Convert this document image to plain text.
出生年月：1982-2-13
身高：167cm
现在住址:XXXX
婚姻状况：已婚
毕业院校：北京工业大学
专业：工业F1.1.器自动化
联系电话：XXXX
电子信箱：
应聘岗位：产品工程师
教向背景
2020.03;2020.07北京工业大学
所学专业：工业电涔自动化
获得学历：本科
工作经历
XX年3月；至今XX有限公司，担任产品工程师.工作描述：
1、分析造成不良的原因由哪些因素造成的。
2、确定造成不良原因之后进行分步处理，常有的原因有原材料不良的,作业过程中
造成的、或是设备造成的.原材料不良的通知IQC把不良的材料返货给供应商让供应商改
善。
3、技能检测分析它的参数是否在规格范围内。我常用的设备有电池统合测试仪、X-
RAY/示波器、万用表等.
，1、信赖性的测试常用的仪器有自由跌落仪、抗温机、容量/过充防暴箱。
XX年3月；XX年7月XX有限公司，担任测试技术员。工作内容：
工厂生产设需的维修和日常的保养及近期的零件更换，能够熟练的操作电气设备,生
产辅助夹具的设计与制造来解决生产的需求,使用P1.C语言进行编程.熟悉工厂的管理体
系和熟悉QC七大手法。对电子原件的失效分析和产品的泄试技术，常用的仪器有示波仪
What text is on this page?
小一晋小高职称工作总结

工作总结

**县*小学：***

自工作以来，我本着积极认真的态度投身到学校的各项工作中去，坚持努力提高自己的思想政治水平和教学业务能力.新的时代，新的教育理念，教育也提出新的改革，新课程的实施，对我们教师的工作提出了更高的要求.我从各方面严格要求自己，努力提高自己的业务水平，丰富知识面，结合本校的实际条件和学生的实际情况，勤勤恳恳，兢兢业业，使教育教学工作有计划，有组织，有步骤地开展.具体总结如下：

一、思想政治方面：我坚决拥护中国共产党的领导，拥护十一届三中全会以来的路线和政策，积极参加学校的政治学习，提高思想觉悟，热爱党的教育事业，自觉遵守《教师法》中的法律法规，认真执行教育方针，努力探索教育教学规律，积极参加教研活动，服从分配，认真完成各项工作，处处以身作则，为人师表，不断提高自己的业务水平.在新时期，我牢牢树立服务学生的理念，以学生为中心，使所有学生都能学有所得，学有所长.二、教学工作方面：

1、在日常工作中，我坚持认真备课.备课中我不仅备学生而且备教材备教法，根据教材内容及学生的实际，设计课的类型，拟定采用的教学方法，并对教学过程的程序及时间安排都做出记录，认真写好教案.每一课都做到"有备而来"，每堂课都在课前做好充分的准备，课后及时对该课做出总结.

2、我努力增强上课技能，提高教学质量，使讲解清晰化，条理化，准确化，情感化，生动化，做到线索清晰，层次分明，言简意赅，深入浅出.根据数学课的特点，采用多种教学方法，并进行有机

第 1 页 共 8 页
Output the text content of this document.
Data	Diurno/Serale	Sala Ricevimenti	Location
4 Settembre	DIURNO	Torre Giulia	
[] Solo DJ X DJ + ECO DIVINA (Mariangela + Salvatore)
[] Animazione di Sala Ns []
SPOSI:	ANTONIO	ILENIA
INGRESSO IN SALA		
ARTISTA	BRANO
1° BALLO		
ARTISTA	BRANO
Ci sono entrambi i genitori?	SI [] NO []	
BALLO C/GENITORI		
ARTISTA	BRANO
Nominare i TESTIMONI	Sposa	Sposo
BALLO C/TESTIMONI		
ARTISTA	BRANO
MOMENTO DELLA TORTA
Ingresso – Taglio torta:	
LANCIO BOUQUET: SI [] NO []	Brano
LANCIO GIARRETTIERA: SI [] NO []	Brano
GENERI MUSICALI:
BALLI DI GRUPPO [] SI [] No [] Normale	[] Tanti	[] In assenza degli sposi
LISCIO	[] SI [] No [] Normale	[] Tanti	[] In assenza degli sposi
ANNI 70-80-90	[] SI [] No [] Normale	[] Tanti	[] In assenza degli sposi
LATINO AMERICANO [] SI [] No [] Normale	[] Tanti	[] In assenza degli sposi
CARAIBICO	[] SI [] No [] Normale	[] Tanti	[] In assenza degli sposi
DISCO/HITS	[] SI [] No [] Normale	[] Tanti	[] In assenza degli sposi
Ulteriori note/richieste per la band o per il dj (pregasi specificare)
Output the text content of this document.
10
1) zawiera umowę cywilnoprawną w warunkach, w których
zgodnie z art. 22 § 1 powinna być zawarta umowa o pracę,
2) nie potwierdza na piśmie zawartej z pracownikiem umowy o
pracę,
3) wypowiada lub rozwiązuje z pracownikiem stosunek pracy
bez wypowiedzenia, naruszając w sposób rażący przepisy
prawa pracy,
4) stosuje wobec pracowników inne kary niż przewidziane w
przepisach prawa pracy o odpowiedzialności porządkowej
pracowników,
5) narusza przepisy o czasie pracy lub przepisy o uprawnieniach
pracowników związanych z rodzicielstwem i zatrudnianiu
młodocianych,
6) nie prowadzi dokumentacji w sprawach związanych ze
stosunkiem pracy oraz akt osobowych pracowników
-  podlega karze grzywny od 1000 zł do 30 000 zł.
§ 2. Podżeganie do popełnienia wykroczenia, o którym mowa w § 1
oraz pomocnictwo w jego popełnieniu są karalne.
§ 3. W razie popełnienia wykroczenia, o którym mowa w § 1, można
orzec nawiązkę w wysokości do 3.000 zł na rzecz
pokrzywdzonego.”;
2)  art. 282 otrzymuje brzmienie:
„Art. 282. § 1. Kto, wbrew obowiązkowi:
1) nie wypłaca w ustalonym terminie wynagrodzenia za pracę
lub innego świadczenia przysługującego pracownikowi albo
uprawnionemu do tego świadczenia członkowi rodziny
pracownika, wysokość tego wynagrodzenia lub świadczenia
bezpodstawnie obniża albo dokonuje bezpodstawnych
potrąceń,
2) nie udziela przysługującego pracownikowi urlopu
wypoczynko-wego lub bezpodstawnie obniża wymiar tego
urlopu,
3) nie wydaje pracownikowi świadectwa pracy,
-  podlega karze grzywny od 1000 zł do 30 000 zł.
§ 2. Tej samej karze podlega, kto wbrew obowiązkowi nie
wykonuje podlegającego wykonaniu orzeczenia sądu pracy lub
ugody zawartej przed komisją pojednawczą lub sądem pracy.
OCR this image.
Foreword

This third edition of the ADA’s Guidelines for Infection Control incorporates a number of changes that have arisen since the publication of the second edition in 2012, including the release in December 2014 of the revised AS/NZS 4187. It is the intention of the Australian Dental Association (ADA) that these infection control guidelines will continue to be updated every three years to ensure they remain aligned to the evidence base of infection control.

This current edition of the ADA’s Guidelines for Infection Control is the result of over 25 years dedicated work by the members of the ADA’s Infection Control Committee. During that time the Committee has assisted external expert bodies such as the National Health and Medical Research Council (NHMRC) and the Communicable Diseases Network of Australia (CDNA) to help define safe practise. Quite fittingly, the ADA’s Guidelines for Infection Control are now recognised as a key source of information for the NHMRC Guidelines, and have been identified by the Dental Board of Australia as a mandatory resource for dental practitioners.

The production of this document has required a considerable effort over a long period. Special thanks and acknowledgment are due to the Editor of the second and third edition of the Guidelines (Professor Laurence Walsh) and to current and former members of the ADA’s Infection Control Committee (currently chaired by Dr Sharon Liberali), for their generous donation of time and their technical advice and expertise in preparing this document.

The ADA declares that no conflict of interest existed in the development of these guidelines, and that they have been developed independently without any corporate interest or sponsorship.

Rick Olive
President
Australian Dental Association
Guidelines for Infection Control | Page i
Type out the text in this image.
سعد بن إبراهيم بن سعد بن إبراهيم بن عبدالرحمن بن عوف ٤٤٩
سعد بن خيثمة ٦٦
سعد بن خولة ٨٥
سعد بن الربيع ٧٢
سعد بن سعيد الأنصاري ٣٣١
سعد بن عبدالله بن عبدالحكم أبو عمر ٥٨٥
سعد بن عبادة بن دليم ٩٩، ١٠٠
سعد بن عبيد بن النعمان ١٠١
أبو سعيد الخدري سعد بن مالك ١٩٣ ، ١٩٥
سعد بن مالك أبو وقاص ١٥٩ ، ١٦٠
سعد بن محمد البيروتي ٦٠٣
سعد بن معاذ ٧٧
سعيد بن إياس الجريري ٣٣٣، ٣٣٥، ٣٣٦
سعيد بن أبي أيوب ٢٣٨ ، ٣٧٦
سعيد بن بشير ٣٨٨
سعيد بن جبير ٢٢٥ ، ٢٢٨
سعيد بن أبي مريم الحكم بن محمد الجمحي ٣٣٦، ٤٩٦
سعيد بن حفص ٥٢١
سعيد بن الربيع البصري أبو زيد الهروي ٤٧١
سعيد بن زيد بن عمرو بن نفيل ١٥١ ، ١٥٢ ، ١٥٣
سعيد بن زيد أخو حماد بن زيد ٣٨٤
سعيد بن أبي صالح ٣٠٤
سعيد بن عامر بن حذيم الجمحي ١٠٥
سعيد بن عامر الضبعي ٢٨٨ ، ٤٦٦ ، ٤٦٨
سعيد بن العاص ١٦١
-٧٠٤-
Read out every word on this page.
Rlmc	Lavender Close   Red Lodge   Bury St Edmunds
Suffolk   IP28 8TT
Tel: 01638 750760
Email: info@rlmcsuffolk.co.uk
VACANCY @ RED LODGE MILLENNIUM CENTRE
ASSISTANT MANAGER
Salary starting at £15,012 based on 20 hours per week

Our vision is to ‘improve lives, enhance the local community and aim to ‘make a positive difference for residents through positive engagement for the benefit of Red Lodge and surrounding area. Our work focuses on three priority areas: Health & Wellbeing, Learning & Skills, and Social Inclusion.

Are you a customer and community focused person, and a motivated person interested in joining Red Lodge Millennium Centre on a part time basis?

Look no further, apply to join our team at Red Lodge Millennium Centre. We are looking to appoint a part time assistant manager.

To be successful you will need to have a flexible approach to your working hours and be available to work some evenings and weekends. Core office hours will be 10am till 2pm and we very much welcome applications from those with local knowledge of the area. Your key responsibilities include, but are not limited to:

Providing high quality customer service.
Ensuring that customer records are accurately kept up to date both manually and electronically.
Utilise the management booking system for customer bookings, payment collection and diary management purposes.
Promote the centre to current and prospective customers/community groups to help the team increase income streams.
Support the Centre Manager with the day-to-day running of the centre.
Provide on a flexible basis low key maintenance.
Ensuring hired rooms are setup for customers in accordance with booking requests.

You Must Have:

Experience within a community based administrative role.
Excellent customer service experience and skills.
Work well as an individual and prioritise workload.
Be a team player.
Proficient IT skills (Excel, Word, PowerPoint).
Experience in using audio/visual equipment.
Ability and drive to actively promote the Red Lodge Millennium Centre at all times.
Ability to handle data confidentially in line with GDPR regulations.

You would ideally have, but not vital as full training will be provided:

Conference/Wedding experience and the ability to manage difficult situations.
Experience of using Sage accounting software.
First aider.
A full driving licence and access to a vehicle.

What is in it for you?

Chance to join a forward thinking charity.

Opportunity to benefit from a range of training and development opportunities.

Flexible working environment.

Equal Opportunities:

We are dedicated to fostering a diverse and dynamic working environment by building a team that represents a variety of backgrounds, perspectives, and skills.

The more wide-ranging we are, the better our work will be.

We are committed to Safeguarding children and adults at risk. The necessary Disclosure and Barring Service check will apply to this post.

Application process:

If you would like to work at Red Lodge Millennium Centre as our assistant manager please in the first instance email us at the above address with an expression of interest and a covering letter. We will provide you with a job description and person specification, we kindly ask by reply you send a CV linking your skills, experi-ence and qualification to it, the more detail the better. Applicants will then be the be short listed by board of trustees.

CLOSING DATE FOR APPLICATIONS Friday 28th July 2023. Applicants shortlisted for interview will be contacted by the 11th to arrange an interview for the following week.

* REQUEST: Isolate the lines above that contain the word "obniża" and copy them.

* OUTPUT OF THE EXERCISE:
bezpodstawnie obniża albo dokonuje bezpodstawnych
wypoczynko-wego lub bezpodstawnie obniża wymiar tego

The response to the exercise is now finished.